● WHAT IS EXPECTED
It is required that all of the data be written out exactly.

● RECORDS FOR THIS EXERCISE
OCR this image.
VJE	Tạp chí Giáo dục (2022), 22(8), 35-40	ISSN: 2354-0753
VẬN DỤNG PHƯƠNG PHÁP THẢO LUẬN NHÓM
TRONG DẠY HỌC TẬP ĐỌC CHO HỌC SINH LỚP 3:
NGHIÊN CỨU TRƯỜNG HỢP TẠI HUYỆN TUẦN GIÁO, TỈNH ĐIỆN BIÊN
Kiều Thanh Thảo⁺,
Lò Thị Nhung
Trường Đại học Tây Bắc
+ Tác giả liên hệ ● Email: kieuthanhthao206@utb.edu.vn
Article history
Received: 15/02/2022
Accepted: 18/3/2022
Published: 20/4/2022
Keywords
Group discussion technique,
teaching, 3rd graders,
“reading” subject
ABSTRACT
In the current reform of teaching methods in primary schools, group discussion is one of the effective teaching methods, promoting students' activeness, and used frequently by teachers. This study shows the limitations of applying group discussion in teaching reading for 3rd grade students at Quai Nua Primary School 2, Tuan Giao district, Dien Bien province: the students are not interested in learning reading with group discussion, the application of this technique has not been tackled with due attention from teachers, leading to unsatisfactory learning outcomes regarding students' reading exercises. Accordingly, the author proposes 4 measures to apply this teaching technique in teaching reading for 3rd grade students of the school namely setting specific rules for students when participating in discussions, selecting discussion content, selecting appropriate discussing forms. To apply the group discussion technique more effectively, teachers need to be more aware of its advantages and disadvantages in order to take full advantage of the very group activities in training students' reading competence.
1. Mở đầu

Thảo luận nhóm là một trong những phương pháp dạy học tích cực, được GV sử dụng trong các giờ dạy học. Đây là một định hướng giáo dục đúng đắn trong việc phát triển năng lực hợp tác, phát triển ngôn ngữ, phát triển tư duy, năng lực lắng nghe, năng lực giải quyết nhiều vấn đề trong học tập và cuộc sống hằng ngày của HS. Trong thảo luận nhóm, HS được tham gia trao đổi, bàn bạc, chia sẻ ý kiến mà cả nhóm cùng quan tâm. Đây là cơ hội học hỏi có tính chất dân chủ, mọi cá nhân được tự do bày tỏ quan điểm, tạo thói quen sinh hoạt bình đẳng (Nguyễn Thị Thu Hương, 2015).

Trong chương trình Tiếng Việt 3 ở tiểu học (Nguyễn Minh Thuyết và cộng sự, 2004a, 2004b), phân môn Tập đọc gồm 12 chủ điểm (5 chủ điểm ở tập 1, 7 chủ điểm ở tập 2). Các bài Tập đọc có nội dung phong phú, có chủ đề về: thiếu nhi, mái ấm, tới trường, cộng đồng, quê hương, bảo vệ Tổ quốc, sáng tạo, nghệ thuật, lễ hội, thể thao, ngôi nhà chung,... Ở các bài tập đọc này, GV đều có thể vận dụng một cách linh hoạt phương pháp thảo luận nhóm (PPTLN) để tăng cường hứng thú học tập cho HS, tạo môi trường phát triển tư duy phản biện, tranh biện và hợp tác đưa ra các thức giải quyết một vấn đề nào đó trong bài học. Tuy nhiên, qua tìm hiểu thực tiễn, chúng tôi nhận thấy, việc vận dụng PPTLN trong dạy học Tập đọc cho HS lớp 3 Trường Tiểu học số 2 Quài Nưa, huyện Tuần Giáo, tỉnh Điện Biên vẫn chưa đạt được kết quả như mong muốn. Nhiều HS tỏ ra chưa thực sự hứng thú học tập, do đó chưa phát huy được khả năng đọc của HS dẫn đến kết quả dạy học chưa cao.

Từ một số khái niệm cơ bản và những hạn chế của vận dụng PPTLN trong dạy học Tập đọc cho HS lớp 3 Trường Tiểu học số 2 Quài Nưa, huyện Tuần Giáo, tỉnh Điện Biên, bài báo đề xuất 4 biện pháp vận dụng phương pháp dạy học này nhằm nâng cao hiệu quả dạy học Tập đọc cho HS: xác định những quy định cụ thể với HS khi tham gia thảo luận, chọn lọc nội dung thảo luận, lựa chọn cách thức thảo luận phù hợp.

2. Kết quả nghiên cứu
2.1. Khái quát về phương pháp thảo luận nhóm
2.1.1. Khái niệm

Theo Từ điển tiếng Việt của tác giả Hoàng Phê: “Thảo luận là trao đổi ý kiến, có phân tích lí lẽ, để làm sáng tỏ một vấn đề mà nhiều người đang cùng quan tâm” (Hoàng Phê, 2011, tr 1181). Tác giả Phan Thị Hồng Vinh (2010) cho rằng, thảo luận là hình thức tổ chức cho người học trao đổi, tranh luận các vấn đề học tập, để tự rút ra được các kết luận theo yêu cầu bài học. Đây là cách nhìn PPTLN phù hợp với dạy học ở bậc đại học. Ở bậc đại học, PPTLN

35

● FINISHED ANSWER
OCR this image.
VJE	Tạp chí Giáo dục (2022), 22(8), 35-40	ISSN: 2354-0753
VẬN DỤNG PHƯƠNG PHÁP THẢO LUẬN NHÓM
TRONG DẠY HỌC TẬP ĐỌC CHO HỌC SINH LỚP 3:
NGHIÊN CỨU TRƯỜNG HỢP TẠI HUYỆN TUẦN GIÁO, TỈNH ĐIỆN BIÊN
Kiều Thanh Thảo⁺,
Lò Thị Nhung
Trường Đại học Tây Bắc
+ Tác giả liên hệ ● Email: kieuthanhthao206@utb.edu.vn
Article history
Received: 15/02/2022
Accepted: 18/3/2022
Published: 20/4/2022
Keywords
Group discussion technique,
teaching, 3rd graders,
“reading” subject
ABSTRACT
In the current reform of teaching methods in primary schools, group discussion is one of the effective teaching methods, promoting students' activeness, and used frequently by teachers. This study shows the limitations of applying group discussion in teaching reading for 3rd grade students at Quai Nua Primary School 2, Tuan Giao district, Dien Bien province: the students are not interested in learning reading with group discussion, the application of this technique has not been tackled with due attention from teachers, leading to unsatisfactory learning outcomes regarding students' reading exercises. Accordingly, the author proposes 4 measures to apply this teaching technique in teaching reading for 3rd grade students of the school namely setting specific rules for students when participating in discussions, selecting discussion content, selecting appropriate discussing forms. To apply the group discussion technique more effectively, teachers need to be more aware of its advantages and disadvantages in order to take full advantage of the very group activities in training students' reading competence.
1. Mở đầu

Thảo luận nhóm là một trong những phương pháp dạy học tích cực, được GV sử dụng trong các giờ dạy học. Đây là một định hướng giáo dục đúng đắn trong việc phát triển năng lực hợp tác, phát triển ngôn ngữ, phát triển tư duy, năng lực lắng nghe, năng lực giải quyết nhiều vấn đề trong học tập và cuộc sống hằng ngày của HS. Trong thảo luận nhóm, HS được tham gia trao đổi, bàn bạc, chia sẻ ý kiến mà cả nhóm cùng quan tâm. Đây là cơ hội học hỏi có tính chất dân chủ, mọi cá nhân được tự do bày tỏ quan điểm, tạo thói quen sinh hoạt bình đẳng (Nguyễn Thị Thu Hương, 2015).

Trong chương trình Tiếng Việt 3 ở tiểu học (Nguyễn Minh Thuyết và cộng sự, 2004a, 2004b), phân môn Tập đọc gồm 12 chủ điểm (5 chủ điểm ở tập 1, 7 chủ điểm ở tập 2). Các bài Tập đọc có nội dung phong phú, có chủ đề về: thiếu nhi, mái ấm, tới trường, cộng đồng, quê hương, bảo vệ Tổ quốc, sáng tạo, nghệ thuật, lễ hội, thể thao, ngôi nhà chung,... Ở các bài tập đọc này, GV đều có thể vận dụng một cách linh hoạt phương pháp thảo luận nhóm (PPTLN) để tăng cường hứng thú học tập cho HS, tạo môi trường phát triển tư duy phản biện, tranh biện và hợp tác đưa ra các thức giải quyết một vấn đề nào đó trong bài học. Tuy nhiên, qua tìm hiểu thực tiễn, chúng tôi nhận thấy, việc vận dụng PPTLN trong dạy học Tập đọc cho HS lớp 3 Trường Tiểu học số 2 Quài Nưa, huyện Tuần Giáo, tỉnh Điện Biên vẫn chưa đạt được kết quả như mong muốn. Nhiều HS tỏ ra chưa thực sự hứng thú học tập, do đó chưa phát huy được khả năng đọc của HS dẫn đến kết quả dạy học chưa cao.

Từ một số khái niệm cơ bản và những hạn chế của vận dụng PPTLN trong dạy học Tập đọc cho HS lớp 3 Trường Tiểu học số 2 Quài Nưa, huyện Tuần Giáo, tỉnh Điện Biên, bài báo đề xuất 4 biện pháp vận dụng phương pháp dạy học này nhằm nâng cao hiệu quả dạy học Tập đọc cho HS: xác định những quy định cụ thể với HS khi tham gia thảo luận, chọn lọc nội dung thảo luận, lựa chọn cách thức thảo luận phù hợp.

2. Kết quả nghiên cứu
2.1. Khái quát về phương pháp thảo luận nhóm
2.1.1. Khái niệm

Theo Từ điển tiếng Việt của tác giả Hoàng Phê: “Thảo luận là trao đổi ý kiến, có phân tích lí lẽ, để làm sáng tỏ một vấn đề mà nhiều người đang cùng quan tâm” (Hoàng Phê, 2011, tr 1181). Tác giả Phan Thị Hồng Vinh (2010) cho rằng, thảo luận là hình thức tổ chức cho người học trao đổi, tranh luận các vấn đề học tập, để tự rút ra được các kết luận theo yêu cầu bài học. Đây là cách nhìn PPTLN phù hợp với dạy học ở bậc đại học. Ở bậc đại học, PPTLN

35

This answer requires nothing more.